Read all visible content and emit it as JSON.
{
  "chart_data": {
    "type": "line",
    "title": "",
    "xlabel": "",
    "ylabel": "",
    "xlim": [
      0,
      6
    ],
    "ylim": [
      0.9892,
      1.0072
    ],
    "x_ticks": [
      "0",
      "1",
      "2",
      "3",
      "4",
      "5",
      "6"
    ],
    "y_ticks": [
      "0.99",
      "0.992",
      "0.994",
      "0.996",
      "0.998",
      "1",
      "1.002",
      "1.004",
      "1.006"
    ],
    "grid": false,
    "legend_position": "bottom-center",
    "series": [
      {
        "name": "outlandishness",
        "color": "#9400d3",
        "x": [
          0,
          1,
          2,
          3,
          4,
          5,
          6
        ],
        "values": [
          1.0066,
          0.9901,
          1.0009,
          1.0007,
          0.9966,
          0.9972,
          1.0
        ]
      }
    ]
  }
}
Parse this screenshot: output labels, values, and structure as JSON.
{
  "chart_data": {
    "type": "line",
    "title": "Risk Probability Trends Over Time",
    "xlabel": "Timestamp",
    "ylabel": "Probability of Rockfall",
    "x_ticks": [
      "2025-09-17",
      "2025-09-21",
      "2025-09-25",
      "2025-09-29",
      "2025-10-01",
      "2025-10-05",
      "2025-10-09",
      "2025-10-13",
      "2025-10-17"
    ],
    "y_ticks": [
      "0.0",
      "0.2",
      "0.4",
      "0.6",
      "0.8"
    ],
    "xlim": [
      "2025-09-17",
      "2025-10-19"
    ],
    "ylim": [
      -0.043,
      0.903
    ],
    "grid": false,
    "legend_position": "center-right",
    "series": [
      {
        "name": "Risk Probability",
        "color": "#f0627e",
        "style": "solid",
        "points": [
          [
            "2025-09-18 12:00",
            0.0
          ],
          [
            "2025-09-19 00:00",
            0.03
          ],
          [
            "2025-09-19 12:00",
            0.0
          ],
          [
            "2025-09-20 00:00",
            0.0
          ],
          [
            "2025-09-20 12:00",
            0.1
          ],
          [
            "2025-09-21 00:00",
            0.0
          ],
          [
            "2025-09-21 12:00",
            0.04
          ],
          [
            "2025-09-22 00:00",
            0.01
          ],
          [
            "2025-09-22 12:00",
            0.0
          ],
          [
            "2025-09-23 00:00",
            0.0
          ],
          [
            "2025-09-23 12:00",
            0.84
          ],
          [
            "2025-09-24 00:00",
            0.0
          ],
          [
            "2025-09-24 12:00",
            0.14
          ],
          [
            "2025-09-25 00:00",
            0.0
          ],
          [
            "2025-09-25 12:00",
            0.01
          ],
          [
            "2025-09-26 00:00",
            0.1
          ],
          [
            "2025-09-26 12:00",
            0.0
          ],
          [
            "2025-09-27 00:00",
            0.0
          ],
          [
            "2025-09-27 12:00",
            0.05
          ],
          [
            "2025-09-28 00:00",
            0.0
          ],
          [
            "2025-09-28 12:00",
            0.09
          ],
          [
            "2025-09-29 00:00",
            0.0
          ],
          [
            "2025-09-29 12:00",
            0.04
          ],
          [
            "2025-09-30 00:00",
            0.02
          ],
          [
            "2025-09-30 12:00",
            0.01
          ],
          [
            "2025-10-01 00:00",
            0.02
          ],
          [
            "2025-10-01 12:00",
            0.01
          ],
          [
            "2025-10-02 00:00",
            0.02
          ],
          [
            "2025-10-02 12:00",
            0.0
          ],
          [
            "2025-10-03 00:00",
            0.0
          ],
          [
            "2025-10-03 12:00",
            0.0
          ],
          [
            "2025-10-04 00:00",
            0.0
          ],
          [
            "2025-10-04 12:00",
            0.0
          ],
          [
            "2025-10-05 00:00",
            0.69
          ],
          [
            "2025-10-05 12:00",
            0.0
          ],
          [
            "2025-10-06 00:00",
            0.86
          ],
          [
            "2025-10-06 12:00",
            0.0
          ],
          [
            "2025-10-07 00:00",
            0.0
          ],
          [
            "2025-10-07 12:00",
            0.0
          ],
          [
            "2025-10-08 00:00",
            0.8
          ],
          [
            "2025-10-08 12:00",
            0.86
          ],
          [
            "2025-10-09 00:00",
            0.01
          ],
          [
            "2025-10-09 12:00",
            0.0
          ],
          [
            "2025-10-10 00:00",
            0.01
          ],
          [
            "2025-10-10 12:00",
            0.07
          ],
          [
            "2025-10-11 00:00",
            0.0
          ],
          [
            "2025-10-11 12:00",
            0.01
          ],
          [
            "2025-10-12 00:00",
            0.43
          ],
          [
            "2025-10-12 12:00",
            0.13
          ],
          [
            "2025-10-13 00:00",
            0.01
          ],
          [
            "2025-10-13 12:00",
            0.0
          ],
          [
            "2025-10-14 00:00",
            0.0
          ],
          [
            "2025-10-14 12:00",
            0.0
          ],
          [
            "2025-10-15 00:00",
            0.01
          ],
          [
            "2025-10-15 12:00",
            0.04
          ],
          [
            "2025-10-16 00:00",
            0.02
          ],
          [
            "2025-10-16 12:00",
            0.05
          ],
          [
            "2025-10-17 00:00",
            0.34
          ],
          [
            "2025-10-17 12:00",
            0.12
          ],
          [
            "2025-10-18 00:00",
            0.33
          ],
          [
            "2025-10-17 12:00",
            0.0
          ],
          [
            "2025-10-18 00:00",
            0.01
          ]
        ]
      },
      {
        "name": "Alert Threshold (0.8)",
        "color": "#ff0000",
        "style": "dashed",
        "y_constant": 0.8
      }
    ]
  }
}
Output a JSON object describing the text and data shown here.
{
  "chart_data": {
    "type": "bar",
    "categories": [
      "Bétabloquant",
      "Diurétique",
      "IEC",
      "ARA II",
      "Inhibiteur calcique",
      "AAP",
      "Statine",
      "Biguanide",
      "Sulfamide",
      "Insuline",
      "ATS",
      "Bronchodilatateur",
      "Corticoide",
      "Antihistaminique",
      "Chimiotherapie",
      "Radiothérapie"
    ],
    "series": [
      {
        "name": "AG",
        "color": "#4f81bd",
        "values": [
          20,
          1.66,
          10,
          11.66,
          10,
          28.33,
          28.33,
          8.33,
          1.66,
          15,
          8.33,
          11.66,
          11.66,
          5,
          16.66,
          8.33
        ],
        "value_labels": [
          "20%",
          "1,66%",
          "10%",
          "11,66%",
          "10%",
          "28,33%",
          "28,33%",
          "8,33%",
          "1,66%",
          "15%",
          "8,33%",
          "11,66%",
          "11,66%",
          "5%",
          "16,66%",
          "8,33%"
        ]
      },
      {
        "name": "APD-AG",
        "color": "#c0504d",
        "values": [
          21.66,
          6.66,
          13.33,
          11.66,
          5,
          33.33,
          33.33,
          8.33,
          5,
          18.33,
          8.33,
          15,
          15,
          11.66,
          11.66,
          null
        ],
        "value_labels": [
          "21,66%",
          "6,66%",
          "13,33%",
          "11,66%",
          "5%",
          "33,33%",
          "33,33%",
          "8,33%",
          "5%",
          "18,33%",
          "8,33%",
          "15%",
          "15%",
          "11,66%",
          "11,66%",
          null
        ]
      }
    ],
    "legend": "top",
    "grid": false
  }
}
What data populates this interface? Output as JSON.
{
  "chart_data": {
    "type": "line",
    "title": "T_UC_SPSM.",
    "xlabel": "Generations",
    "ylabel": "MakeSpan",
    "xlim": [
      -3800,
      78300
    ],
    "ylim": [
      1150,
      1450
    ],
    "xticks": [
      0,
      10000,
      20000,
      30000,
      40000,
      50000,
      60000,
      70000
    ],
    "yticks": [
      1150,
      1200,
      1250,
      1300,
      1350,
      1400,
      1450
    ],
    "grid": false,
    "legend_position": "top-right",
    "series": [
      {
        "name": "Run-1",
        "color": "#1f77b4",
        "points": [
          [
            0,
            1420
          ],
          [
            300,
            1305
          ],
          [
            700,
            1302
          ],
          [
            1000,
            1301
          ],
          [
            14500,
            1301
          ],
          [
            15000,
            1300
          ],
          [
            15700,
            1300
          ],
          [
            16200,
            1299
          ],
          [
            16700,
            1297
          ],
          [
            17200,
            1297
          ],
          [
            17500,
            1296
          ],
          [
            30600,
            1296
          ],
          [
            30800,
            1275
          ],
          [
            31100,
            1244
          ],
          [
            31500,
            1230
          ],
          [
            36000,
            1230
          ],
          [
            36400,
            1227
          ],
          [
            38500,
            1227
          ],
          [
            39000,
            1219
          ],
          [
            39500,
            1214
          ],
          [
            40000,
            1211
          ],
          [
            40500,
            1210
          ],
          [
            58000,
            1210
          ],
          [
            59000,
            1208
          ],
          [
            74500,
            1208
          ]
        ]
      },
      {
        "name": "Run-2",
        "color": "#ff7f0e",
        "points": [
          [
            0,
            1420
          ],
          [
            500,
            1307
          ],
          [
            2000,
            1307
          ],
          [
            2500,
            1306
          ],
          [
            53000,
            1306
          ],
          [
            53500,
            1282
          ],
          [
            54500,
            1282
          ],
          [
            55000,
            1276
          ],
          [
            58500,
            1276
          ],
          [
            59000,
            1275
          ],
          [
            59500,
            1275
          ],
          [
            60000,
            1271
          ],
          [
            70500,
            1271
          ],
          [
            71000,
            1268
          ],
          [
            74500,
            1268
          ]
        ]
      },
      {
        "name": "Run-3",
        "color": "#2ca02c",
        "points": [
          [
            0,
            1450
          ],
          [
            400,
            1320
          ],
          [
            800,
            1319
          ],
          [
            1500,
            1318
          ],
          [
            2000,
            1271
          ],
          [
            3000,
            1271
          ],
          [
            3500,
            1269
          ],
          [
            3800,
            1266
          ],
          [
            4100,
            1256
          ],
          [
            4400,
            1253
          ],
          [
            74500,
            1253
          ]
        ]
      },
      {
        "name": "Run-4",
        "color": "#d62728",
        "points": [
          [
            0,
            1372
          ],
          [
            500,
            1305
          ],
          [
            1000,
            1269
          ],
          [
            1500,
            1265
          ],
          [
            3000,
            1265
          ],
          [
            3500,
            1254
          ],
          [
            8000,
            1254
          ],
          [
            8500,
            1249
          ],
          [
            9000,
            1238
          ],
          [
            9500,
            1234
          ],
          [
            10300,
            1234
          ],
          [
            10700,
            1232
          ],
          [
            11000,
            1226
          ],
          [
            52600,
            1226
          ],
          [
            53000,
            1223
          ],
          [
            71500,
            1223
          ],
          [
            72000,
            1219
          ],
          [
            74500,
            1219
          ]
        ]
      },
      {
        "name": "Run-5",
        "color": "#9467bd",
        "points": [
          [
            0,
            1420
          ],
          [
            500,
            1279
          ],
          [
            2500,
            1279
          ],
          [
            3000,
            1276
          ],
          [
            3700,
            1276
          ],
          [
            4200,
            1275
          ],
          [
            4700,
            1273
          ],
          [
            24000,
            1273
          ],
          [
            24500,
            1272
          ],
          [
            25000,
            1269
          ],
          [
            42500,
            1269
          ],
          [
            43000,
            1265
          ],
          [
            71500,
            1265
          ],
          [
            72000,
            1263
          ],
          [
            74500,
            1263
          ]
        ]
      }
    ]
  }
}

※ ※ ※

Task description - Across the entries, how many lines contain "Risk"? Reply with the number only.

Response to the exercise - 2